Rows from a dataset:
^^^^^^^^^^^^^^^^

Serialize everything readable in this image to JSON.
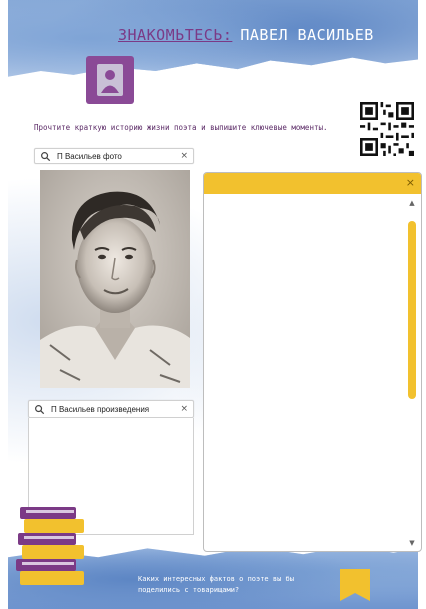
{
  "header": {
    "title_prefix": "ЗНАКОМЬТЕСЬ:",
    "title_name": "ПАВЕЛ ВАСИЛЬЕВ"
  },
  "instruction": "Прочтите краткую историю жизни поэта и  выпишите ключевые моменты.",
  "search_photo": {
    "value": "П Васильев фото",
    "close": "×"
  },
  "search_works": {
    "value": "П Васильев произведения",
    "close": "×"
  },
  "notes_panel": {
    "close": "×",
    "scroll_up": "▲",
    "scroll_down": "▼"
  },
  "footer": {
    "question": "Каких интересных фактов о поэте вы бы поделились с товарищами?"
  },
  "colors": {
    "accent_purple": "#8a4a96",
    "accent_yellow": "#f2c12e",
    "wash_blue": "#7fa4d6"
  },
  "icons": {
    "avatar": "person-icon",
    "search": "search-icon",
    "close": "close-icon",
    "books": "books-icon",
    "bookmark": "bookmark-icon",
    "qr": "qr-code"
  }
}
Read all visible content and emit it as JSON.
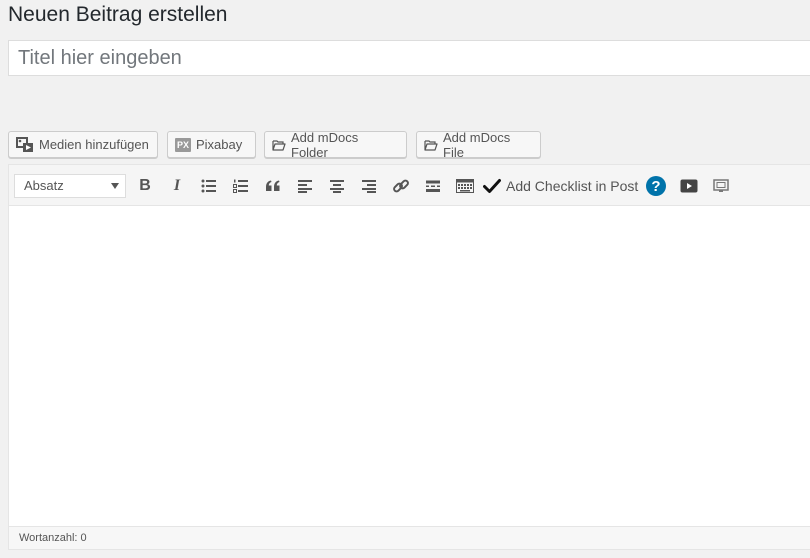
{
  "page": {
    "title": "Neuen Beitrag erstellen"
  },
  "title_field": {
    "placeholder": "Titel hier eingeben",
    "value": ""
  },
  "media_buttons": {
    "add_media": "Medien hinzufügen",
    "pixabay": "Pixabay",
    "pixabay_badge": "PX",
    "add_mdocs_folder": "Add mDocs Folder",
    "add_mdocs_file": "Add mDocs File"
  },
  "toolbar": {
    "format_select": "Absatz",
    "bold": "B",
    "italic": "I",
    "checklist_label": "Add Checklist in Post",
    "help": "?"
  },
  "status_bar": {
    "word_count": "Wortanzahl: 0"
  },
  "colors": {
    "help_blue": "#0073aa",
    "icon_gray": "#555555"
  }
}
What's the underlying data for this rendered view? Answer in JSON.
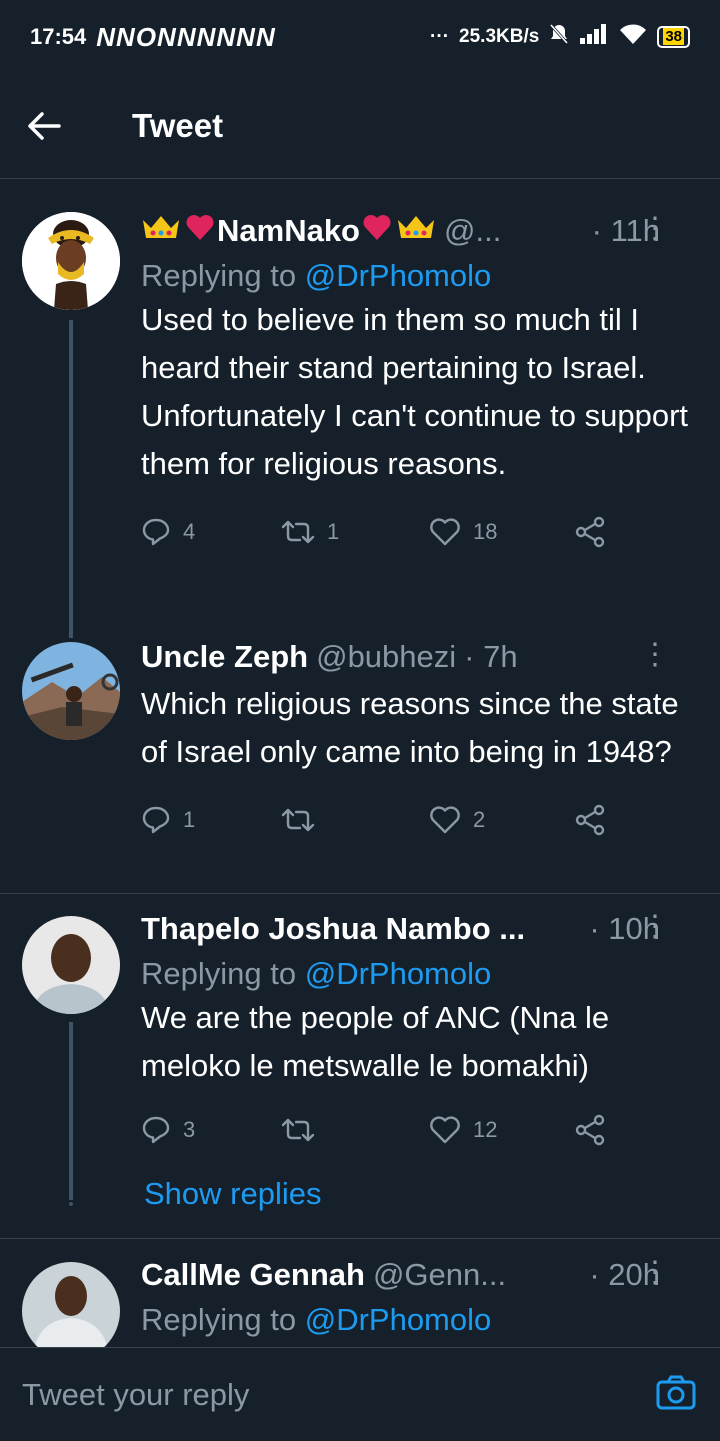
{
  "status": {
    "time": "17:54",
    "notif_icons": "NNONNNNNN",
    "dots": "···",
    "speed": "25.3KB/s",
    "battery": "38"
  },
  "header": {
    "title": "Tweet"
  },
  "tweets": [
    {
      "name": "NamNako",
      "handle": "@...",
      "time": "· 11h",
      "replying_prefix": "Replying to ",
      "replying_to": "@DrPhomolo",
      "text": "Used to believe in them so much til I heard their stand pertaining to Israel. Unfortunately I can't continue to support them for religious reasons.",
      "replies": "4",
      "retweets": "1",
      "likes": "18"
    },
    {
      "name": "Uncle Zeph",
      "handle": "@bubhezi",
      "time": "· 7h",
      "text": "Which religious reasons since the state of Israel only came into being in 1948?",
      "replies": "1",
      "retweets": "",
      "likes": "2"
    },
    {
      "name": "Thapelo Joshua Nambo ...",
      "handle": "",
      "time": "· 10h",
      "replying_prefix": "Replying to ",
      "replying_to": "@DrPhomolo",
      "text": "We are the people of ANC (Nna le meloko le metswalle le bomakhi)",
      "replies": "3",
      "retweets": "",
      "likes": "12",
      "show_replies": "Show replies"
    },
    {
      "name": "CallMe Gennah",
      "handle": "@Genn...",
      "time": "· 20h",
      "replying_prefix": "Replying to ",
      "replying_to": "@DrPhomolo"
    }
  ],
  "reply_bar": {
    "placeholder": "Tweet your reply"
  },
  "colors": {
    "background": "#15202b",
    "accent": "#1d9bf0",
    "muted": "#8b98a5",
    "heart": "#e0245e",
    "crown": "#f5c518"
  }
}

^^^^^^^^^^^^^^^^

◆ Exercise instructions
Copy the listing word for word, excluding its pictures.

◆ Correct response
Serialize everything readable in this image to JSON.
{
  "header": {
    "title_prefix": "ЗНАКОМЬТЕСЬ:",
    "title_name": "ПАВЕЛ ВАСИЛЬЕВ"
  },
  "instruction": "Прочтите краткую историю жизни поэта и  выпишите ключевые моменты.",
  "search_photo": {
    "value": "П Васильев фото",
    "close": "×"
  },
  "search_works": {
    "value": "П Васильев произведения",
    "close": "×"
  },
  "notes_panel": {
    "close": "×",
    "scroll_up": "▲",
    "scroll_down": "▼"
  },
  "footer": {
    "question": "Каких интересных фактов о поэте вы бы поделились с товарищами?"
  },
  "colors": {
    "accent_purple": "#8a4a96",
    "accent_yellow": "#f2c12e",
    "wash_blue": "#7fa4d6"
  },
  "icons": {
    "avatar": "person-icon",
    "search": "search-icon",
    "close": "close-icon",
    "books": "books-icon",
    "bookmark": "bookmark-icon",
    "qr": "qr-code"
  }
}
Read all visible content and emit it as JSON.
{
  "page": {
    "title": "Neuen Beitrag erstellen"
  },
  "title_field": {
    "placeholder": "Titel hier eingeben",
    "value": ""
  },
  "media_buttons": {
    "add_media": "Medien hinzufügen",
    "pixabay": "Pixabay",
    "pixabay_badge": "PX",
    "add_mdocs_folder": "Add mDocs Folder",
    "add_mdocs_file": "Add mDocs File"
  },
  "toolbar": {
    "format_select": "Absatz",
    "bold": "B",
    "italic": "I",
    "checklist_label": "Add Checklist in Post",
    "help": "?"
  },
  "status_bar": {
    "word_count": "Wortanzahl: 0"
  },
  "colors": {
    "help_blue": "#0073aa",
    "icon_gray": "#555555"
  }
}
What's the underlying data for this rendered view? Answer in JSON.
{
  "status": {
    "time": "17:54",
    "notif_icons": "NNONNNNNN",
    "dots": "···",
    "speed": "25.3KB/s",
    "battery": "38"
  },
  "header": {
    "title": "Tweet"
  },
  "tweets": [
    {
      "name": "NamNako",
      "handle": "@...",
      "time": "· 11h",
      "replying_prefix": "Replying to ",
      "replying_to": "@DrPhomolo",
      "text": "Used to believe in them so much til I heard their stand pertaining to Israel. Unfortunately I can't continue to support them for religious reasons.",
      "replies": "4",
      "retweets": "1",
      "likes": "18"
    },
    {
      "name": "Uncle Zeph",
      "handle": "@bubhezi",
      "time": "· 7h",
      "text": "Which religious reasons since the state of Israel only came into being in 1948?",
      "replies": "1",
      "retweets": "",
      "likes": "2"
    },
    {
      "name": "Thapelo Joshua Nambo ...",
      "handle": "",
      "time": "· 10h",
      "replying_prefix": "Replying to ",
      "replying_to": "@DrPhomolo",
      "text": "We are the people of ANC (Nna le meloko le metswalle le bomakhi)",
      "replies": "3",
      "retweets": "",
      "likes": "12",
      "show_replies": "Show replies"
    },
    {
      "name": "CallMe Gennah",
      "handle": "@Genn...",
      "time": "· 20h",
      "replying_prefix": "Replying to ",
      "replying_to": "@DrPhomolo"
    }
  ],
  "reply_bar": {
    "placeholder": "Tweet your reply"
  },
  "colors": {
    "background": "#15202b",
    "accent": "#1d9bf0",
    "muted": "#8b98a5",
    "heart": "#e0245e",
    "crown": "#f5c518"
  }
}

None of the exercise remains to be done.